What you need to do.
Using the material that follows, identify and copy each line with the string "They".

Task material.
---------------

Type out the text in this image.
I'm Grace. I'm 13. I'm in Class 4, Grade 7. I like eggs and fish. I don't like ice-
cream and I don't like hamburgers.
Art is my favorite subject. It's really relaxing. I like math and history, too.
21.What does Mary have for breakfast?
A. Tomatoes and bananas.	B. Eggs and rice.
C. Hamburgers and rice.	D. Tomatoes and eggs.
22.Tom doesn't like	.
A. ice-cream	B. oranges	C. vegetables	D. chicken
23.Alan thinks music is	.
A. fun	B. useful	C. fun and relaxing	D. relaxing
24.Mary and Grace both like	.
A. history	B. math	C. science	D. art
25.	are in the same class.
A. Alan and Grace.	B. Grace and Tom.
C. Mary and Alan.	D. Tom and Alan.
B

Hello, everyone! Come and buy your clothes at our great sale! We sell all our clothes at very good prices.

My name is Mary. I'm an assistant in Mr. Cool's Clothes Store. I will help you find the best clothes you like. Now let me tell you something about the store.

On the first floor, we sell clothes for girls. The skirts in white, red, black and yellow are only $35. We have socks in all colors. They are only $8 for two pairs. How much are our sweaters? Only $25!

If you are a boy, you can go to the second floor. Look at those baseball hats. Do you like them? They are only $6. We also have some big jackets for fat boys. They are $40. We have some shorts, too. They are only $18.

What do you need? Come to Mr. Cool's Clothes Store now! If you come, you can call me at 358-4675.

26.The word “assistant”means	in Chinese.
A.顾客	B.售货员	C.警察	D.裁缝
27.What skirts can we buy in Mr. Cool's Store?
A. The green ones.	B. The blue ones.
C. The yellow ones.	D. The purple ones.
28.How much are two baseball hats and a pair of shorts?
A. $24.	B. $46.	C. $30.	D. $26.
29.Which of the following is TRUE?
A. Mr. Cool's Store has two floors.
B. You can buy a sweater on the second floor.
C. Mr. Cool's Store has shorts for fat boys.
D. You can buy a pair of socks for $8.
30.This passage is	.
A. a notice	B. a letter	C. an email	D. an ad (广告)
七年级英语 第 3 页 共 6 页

---------------

Response to this exercise.
On the first floor, we sell clothes for girls. The skirts in white, red, black and yellow are only $35. We have socks in all colors. They are only $8 for two pairs. How much are our sweaters? Only $25!
If you are a boy, you can go to the second floor. Look at those baseball hats. Do you like them? They are only $6. We also have some big jackets for fat boys. They are $40. We have some shorts, too. They are only $18.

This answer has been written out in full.